=== Begin Enclosure ===

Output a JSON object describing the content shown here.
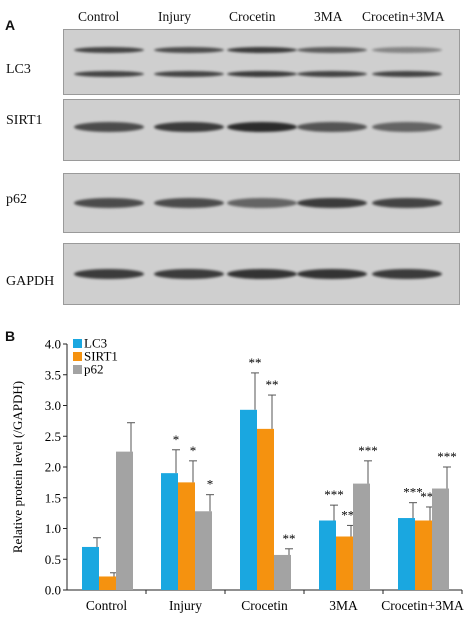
{
  "panelA": {
    "letter": "A",
    "columns": [
      "Control",
      "Injury",
      "Crocetin",
      "3MA",
      "Crocetin+3MA"
    ],
    "rows": [
      {
        "label": "LC3",
        "bands": [
          {
            "col": 0,
            "row": 0,
            "intensity": 0.85
          },
          {
            "col": 1,
            "row": 0,
            "intensity": 0.8
          },
          {
            "col": 2,
            "row": 0,
            "intensity": 0.9
          },
          {
            "col": 3,
            "row": 0,
            "intensity": 0.7
          },
          {
            "col": 4,
            "row": 0,
            "intensity": 0.45
          },
          {
            "col": 0,
            "row": 1,
            "intensity": 0.85
          },
          {
            "col": 1,
            "row": 1,
            "intensity": 0.85
          },
          {
            "col": 2,
            "row": 1,
            "intensity": 0.9
          },
          {
            "col": 3,
            "row": 1,
            "intensity": 0.85
          },
          {
            "col": 4,
            "row": 1,
            "intensity": 0.85
          }
        ]
      },
      {
        "label": "SIRT1",
        "bands": [
          {
            "col": 0,
            "row": 0,
            "intensity": 0.8
          },
          {
            "col": 1,
            "row": 0,
            "intensity": 0.9
          },
          {
            "col": 2,
            "row": 0,
            "intensity": 1.0
          },
          {
            "col": 3,
            "row": 0,
            "intensity": 0.75
          },
          {
            "col": 4,
            "row": 0,
            "intensity": 0.65
          }
        ]
      },
      {
        "label": "p62",
        "bands": [
          {
            "col": 0,
            "row": 0,
            "intensity": 0.8
          },
          {
            "col": 1,
            "row": 0,
            "intensity": 0.8
          },
          {
            "col": 2,
            "row": 0,
            "intensity": 0.65
          },
          {
            "col": 3,
            "row": 0,
            "intensity": 0.9
          },
          {
            "col": 4,
            "row": 0,
            "intensity": 0.85
          }
        ]
      },
      {
        "label": "GAPDH",
        "bands": [
          {
            "col": 0,
            "row": 0,
            "intensity": 0.9
          },
          {
            "col": 1,
            "row": 0,
            "intensity": 0.9
          },
          {
            "col": 2,
            "row": 0,
            "intensity": 0.95
          },
          {
            "col": 3,
            "row": 0,
            "intensity": 0.95
          },
          {
            "col": 4,
            "row": 0,
            "intensity": 0.9
          }
        ]
      }
    ]
  },
  "panelB": {
    "letter": "B"
  },
  "colors": {
    "LC3": "#1aa7e0",
    "SIRT1": "#f5920f",
    "p62": "#a3a3a3",
    "errorbar": "#555555"
  },
  "chart_data": {
    "type": "bar",
    "categories": [
      "Control",
      "Injury",
      "Crocetin",
      "3MA",
      "Crocetin+3MA"
    ],
    "ylabel": "Relative protein level (/GAPDH)",
    "xlabel": "",
    "ylim": [
      0,
      4.0
    ],
    "yticks": [
      "0.0",
      "0.5",
      "1.0",
      "1.5",
      "2.0",
      "2.5",
      "3.0",
      "3.5",
      "4.0"
    ],
    "legend_position": "top-left",
    "series": [
      {
        "name": "LC3",
        "values": [
          0.7,
          1.9,
          2.93,
          1.13,
          1.17
        ],
        "errors": [
          0.15,
          0.38,
          0.6,
          0.25,
          0.25
        ],
        "annotations": [
          "",
          "*",
          "**",
          "***",
          "***"
        ]
      },
      {
        "name": "SIRT1",
        "values": [
          0.22,
          1.75,
          2.62,
          0.87,
          1.13
        ],
        "errors": [
          0.06,
          0.35,
          0.55,
          0.18,
          0.22
        ],
        "annotations": [
          "",
          "*",
          "**",
          "***",
          "***"
        ]
      },
      {
        "name": "p62",
        "values": [
          2.25,
          1.28,
          0.57,
          1.73,
          1.65
        ],
        "errors": [
          0.47,
          0.27,
          0.1,
          0.37,
          0.35
        ],
        "annotations": [
          "",
          "*",
          "**",
          "***",
          "***"
        ]
      }
    ]
  }
}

=== End Enclosure ===

◆ How to complete this task: Skipping all images, print the data above a second time exactly.

◆ Exercise solution:
Output a JSON object describing the content shown here.
{
  "panelA": {
    "letter": "A",
    "columns": [
      "Control",
      "Injury",
      "Crocetin",
      "3MA",
      "Crocetin+3MA"
    ],
    "rows": [
      {
        "label": "LC3",
        "bands": [
          {
            "col": 0,
            "row": 0,
            "intensity": 0.85
          },
          {
            "col": 1,
            "row": 0,
            "intensity": 0.8
          },
          {
            "col": 2,
            "row": 0,
            "intensity": 0.9
          },
          {
            "col": 3,
            "row": 0,
            "intensity": 0.7
          },
          {
            "col": 4,
            "row": 0,
            "intensity": 0.45
          },
          {
            "col": 0,
            "row": 1,
            "intensity": 0.85
          },
          {
            "col": 1,
            "row": 1,
            "intensity": 0.85
          },
          {
            "col": 2,
            "row": 1,
            "intensity": 0.9
          },
          {
            "col": 3,
            "row": 1,
            "intensity": 0.85
          },
          {
            "col": 4,
            "row": 1,
            "intensity": 0.85
          }
        ]
      },
      {
        "label": "SIRT1",
        "bands": [
          {
            "col": 0,
            "row": 0,
            "intensity": 0.8
          },
          {
            "col": 1,
            "row": 0,
            "intensity": 0.9
          },
          {
            "col": 2,
            "row": 0,
            "intensity": 1.0
          },
          {
            "col": 3,
            "row": 0,
            "intensity": 0.75
          },
          {
            "col": 4,
            "row": 0,
            "intensity": 0.65
          }
        ]
      },
      {
        "label": "p62",
        "bands": [
          {
            "col": 0,
            "row": 0,
            "intensity": 0.8
          },
          {
            "col": 1,
            "row": 0,
            "intensity": 0.8
          },
          {
            "col": 2,
            "row": 0,
            "intensity": 0.65
          },
          {
            "col": 3,
            "row": 0,
            "intensity": 0.9
          },
          {
            "col": 4,
            "row": 0,
            "intensity": 0.85
          }
        ]
      },
      {
        "label": "GAPDH",
        "bands": [
          {
            "col": 0,
            "row": 0,
            "intensity": 0.9
          },
          {
            "col": 1,
            "row": 0,
            "intensity": 0.9
          },
          {
            "col": 2,
            "row": 0,
            "intensity": 0.95
          },
          {
            "col": 3,
            "row": 0,
            "intensity": 0.95
          },
          {
            "col": 4,
            "row": 0,
            "intensity": 0.9
          }
        ]
      }
    ]
  },
  "panelB": {
    "letter": "B"
  },
  "colors": {
    "LC3": "#1aa7e0",
    "SIRT1": "#f5920f",
    "p62": "#a3a3a3",
    "errorbar": "#555555"
  },
  "chart_data": {
    "type": "bar",
    "categories": [
      "Control",
      "Injury",
      "Crocetin",
      "3MA",
      "Crocetin+3MA"
    ],
    "ylabel": "Relative protein level (/GAPDH)",
    "xlabel": "",
    "ylim": [
      0,
      4.0
    ],
    "yticks": [
      "0.0",
      "0.5",
      "1.0",
      "1.5",
      "2.0",
      "2.5",
      "3.0",
      "3.5",
      "4.0"
    ],
    "legend_position": "top-left",
    "series": [
      {
        "name": "LC3",
        "values": [
          0.7,
          1.9,
          2.93,
          1.13,
          1.17
        ],
        "errors": [
          0.15,
          0.38,
          0.6,
          0.25,
          0.25
        ],
        "annotations": [
          "",
          "*",
          "**",
          "***",
          "***"
        ]
      },
      {
        "name": "SIRT1",
        "values": [
          0.22,
          1.75,
          2.62,
          0.87,
          1.13
        ],
        "errors": [
          0.06,
          0.35,
          0.55,
          0.18,
          0.22
        ],
        "annotations": [
          "",
          "*",
          "**",
          "***",
          "***"
        ]
      },
      {
        "name": "p62",
        "values": [
          2.25,
          1.28,
          0.57,
          1.73,
          1.65
        ],
        "errors": [
          0.47,
          0.27,
          0.1,
          0.37,
          0.35
        ],
        "annotations": [
          "",
          "*",
          "**",
          "***",
          "***"
        ]
      }
    ]
  }
}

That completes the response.